Data records:
....

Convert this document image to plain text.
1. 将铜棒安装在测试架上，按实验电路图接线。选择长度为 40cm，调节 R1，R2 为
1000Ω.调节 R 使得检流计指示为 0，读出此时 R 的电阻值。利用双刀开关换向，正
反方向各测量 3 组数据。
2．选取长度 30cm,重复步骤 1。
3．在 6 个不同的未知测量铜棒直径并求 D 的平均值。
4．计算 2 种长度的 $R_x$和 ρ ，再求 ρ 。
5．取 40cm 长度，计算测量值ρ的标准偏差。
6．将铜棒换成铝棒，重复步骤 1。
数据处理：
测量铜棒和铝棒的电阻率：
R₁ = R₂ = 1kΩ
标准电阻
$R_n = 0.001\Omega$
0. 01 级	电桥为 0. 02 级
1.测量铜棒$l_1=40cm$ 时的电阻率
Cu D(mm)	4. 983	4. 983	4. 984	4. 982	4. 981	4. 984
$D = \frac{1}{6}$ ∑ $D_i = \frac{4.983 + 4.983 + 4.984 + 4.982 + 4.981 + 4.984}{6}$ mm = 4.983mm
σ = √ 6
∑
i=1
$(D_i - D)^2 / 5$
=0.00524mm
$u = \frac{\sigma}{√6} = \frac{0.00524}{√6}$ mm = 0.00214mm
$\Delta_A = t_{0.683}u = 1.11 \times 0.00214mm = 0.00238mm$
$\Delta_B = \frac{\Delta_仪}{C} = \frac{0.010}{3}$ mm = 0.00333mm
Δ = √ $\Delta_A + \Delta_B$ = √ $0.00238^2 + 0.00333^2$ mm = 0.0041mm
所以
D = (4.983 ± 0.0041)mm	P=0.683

....

§ WORK TO BE COMPLETED: Find each line holding the word "frac" and copy it.

§ CORRECT OUTPUT:
$D = \frac{1}{6}$ ∑ $D_i = \frac{4.983 + 4.983 + 4.984 + 4.982 + 4.981 + 4.984}{6}$ mm = 4.983mm
$u = \frac{\sigma}{√6} = \frac{0.00524}{√6}$ mm = 0.00214mm
$\Delta_B = \frac{\Delta_仪}{C} = \frac{0.010}{3}$ mm = 0.00333mm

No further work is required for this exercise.